## start

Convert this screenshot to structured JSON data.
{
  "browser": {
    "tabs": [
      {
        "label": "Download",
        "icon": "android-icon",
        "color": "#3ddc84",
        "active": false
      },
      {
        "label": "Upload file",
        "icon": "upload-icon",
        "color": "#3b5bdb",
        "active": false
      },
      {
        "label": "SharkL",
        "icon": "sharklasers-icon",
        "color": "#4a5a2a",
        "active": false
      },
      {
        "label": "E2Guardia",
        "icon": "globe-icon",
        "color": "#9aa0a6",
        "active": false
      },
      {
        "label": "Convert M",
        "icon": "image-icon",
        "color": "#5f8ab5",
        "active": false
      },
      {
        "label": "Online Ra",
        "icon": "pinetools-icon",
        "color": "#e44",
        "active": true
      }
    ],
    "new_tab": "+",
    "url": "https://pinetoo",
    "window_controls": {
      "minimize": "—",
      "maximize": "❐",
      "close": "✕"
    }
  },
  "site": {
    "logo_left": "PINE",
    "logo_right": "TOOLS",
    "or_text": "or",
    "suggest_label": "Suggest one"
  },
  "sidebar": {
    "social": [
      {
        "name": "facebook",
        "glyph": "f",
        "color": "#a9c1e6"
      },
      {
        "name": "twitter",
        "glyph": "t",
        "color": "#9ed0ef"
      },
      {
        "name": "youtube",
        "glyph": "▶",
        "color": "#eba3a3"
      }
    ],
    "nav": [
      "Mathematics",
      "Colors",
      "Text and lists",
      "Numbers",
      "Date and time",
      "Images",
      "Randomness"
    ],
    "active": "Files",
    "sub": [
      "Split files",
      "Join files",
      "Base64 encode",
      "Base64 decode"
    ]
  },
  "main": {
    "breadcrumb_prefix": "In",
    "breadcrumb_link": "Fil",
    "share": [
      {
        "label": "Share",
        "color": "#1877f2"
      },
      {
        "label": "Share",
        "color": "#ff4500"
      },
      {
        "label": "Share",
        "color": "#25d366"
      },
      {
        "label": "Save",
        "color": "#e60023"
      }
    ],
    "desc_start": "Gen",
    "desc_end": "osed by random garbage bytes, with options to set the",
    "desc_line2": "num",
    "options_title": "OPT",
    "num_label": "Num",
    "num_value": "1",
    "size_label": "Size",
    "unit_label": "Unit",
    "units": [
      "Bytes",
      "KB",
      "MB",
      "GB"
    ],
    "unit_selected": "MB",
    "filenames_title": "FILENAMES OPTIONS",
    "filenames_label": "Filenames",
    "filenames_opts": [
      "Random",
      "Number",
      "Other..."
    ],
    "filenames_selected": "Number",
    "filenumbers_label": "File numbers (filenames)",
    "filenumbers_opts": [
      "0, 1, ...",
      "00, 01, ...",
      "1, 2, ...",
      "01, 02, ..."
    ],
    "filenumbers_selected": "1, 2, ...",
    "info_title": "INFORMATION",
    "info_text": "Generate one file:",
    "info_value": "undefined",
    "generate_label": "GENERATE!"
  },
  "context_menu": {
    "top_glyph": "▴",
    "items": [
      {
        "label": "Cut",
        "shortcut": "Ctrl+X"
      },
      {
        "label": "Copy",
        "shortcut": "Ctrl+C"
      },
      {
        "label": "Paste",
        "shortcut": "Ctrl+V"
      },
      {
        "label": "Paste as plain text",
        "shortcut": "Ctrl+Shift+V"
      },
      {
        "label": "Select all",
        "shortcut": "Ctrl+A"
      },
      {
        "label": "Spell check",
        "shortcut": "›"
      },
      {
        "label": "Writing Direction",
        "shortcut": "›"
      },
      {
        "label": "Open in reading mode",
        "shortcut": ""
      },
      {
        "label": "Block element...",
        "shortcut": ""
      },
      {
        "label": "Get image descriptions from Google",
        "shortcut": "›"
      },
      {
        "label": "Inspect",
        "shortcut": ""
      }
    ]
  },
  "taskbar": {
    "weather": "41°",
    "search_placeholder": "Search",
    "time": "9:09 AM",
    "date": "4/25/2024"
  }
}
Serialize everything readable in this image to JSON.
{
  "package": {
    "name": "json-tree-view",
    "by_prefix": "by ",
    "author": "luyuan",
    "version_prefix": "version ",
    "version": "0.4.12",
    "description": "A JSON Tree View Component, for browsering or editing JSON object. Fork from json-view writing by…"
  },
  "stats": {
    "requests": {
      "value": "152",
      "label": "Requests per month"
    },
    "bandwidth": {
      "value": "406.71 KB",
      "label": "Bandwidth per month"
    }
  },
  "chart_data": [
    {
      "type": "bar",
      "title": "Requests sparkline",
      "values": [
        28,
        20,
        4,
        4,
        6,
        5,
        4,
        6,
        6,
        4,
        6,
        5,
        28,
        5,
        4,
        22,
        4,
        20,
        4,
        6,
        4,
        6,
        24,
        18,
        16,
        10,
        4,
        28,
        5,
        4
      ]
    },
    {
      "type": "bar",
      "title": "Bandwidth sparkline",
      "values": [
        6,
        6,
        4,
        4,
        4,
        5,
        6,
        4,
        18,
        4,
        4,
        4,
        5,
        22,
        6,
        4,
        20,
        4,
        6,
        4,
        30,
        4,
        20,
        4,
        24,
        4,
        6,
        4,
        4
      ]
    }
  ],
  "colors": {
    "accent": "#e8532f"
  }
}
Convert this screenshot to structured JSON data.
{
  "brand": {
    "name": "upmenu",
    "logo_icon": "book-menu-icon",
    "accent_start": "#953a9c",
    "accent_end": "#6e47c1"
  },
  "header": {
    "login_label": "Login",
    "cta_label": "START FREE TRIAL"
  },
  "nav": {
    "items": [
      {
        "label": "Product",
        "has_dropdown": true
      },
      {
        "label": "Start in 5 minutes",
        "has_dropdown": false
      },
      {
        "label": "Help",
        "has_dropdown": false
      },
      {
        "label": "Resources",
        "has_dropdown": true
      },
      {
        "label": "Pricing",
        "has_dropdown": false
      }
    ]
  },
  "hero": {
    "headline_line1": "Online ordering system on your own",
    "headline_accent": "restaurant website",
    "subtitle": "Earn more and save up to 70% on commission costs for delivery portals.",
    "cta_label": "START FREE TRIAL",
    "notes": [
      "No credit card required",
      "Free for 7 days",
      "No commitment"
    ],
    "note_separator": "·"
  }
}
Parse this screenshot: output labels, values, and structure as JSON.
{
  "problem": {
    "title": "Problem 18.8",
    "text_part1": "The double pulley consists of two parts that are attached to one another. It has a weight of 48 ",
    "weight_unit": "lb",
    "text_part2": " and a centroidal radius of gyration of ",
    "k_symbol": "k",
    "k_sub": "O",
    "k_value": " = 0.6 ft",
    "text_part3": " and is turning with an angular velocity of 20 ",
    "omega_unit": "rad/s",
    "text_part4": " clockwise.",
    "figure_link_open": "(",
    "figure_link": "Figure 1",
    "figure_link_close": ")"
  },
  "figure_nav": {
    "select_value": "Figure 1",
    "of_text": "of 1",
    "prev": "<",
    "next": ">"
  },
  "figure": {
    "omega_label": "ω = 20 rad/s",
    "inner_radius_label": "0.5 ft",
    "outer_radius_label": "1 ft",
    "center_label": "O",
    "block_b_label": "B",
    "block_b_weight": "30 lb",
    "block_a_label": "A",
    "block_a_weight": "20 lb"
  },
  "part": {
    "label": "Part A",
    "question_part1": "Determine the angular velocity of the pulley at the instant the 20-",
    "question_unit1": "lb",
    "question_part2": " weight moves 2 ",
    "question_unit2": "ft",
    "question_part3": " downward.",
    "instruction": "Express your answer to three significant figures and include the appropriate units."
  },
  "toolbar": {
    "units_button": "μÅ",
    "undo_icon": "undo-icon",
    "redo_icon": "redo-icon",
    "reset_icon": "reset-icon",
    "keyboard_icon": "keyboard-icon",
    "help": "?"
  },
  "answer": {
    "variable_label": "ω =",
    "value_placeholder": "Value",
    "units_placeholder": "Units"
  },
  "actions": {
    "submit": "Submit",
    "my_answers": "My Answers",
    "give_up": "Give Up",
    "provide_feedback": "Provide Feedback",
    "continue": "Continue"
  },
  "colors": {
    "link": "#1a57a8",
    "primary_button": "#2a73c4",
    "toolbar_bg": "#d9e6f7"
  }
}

## end

TASK OBJECTIVE
Go through the records and gather the lines that hold "your".

RESPONSE
    "headline_line1": "Online ordering system on your own",
    "instruction": "Express your answer to three significant figures and include the appropriate units."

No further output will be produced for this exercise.